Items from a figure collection
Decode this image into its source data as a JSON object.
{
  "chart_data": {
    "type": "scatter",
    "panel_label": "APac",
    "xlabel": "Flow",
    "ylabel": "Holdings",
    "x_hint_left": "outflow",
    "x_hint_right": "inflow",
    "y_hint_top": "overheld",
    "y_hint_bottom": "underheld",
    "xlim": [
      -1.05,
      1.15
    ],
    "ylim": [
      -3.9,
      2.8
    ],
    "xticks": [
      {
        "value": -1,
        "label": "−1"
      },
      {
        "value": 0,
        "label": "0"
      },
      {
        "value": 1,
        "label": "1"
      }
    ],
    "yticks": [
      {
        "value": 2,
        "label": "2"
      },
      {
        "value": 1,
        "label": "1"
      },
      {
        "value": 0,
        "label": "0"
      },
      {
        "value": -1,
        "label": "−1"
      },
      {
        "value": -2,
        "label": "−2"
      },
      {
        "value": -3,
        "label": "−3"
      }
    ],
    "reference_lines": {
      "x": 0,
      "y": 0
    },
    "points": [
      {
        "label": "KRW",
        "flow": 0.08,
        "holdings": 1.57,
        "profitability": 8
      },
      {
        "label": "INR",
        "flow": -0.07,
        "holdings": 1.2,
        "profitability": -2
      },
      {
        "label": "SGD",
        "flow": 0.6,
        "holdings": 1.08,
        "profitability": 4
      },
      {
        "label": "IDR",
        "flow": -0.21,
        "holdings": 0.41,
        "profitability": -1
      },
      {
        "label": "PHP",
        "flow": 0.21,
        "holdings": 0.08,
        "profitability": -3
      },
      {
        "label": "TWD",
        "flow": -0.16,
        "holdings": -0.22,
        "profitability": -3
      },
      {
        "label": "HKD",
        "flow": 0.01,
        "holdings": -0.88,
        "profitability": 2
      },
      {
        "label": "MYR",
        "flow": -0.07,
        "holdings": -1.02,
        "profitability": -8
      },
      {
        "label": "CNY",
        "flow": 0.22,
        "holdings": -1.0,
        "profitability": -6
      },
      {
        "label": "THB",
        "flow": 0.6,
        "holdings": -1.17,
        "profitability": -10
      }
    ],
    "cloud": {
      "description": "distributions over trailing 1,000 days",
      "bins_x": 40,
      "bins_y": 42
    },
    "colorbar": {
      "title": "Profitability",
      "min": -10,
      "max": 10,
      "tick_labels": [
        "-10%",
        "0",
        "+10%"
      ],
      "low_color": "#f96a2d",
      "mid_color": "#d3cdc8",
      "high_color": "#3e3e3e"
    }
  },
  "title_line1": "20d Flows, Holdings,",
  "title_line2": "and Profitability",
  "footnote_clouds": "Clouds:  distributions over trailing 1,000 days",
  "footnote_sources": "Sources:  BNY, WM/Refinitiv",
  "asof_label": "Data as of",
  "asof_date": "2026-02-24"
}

▶ _What this task involves_
Copy every line of the records above that contains "days".

▶ _Task result_
      "description": "distributions over trailing 1,000 days",
  "footnote_clouds": "Clouds:  distributions over trailing 1,000 days",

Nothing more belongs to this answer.